Problem statement:
Copy every record below exactly.

Given data:
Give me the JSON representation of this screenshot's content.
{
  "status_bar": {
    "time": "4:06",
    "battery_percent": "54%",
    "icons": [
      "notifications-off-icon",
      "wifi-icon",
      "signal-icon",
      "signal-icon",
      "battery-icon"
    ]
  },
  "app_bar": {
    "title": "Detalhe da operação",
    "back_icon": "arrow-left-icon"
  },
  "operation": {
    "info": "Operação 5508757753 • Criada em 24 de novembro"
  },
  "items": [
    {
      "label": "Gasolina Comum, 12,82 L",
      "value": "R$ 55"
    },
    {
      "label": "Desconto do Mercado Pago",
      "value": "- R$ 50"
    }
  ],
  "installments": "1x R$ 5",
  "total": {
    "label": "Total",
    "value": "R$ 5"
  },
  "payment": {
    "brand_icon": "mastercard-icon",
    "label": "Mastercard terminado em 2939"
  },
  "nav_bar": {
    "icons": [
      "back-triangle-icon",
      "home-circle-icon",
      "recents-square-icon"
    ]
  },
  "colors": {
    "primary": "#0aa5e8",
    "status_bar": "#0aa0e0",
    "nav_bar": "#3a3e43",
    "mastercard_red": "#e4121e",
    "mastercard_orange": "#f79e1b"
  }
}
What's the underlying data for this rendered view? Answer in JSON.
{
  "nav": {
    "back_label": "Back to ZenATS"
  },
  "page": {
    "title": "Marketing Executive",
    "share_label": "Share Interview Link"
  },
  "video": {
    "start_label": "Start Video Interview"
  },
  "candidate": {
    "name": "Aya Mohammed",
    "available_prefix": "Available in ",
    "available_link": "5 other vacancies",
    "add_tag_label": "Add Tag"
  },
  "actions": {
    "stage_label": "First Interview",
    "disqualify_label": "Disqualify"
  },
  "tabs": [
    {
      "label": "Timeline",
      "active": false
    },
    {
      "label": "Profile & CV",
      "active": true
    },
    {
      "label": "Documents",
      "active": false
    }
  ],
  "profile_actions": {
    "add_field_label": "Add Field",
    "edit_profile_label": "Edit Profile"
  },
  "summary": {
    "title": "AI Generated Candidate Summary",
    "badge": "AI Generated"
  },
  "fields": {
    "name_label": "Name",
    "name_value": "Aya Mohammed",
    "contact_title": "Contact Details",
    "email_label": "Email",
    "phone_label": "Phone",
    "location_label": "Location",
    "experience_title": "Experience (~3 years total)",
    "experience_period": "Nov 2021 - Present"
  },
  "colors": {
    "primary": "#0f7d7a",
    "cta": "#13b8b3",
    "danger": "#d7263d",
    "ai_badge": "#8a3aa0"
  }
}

Task answer:
Give me the JSON representation of this screenshot's content.
{
  "status_bar": {
    "time": "4:06",
    "battery_percent": "54%",
    "icons": [
      "notifications-off-icon",
      "wifi-icon",
      "signal-icon",
      "signal-icon",
      "battery-icon"
    ]
  },
  "app_bar": {
    "title": "Detalhe da operação",
    "back_icon": "arrow-left-icon"
  },
  "operation": {
    "info": "Operação 5508757753 • Criada em 24 de novembro"
  },
  "items": [
    {
      "label": "Gasolina Comum, 12,82 L",
      "value": "R$ 55"
    },
    {
      "label": "Desconto do Mercado Pago",
      "value": "- R$ 50"
    }
  ],
  "installments": "1x R$ 5",
  "total": {
    "label": "Total",
    "value": "R$ 5"
  },
  "payment": {
    "brand_icon": "mastercard-icon",
    "label": "Mastercard terminado em 2939"
  },
  "nav_bar": {
    "icons": [
      "back-triangle-icon",
      "home-circle-icon",
      "recents-square-icon"
    ]
  },
  "colors": {
    "primary": "#0aa5e8",
    "status_bar": "#0aa0e0",
    "nav_bar": "#3a3e43",
    "mastercard_red": "#e4121e",
    "mastercard_orange": "#f79e1b"
  }
}
What's the underlying data for this rendered view? Answer in JSON.
{
  "nav": {
    "back_label": "Back to ZenATS"
  },
  "page": {
    "title": "Marketing Executive",
    "share_label": "Share Interview Link"
  },
  "video": {
    "start_label": "Start Video Interview"
  },
  "candidate": {
    "name": "Aya Mohammed",
    "available_prefix": "Available in ",
    "available_link": "5 other vacancies",
    "add_tag_label": "Add Tag"
  },
  "actions": {
    "stage_label": "First Interview",
    "disqualify_label": "Disqualify"
  },
  "tabs": [
    {
      "label": "Timeline",
      "active": false
    },
    {
      "label": "Profile & CV",
      "active": true
    },
    {
      "label": "Documents",
      "active": false
    }
  ],
  "profile_actions": {
    "add_field_label": "Add Field",
    "edit_profile_label": "Edit Profile"
  },
  "summary": {
    "title": "AI Generated Candidate Summary",
    "badge": "AI Generated"
  },
  "fields": {
    "name_label": "Name",
    "name_value": "Aya Mohammed",
    "contact_title": "Contact Details",
    "email_label": "Email",
    "phone_label": "Phone",
    "location_label": "Location",
    "experience_title": "Experience (~3 years total)",
    "experience_period": "Nov 2021 - Present"
  },
  "colors": {
    "primary": "#0f7d7a",
    "cta": "#13b8b3",
    "danger": "#d7263d",
    "ai_badge": "#8a3aa0"
  }
}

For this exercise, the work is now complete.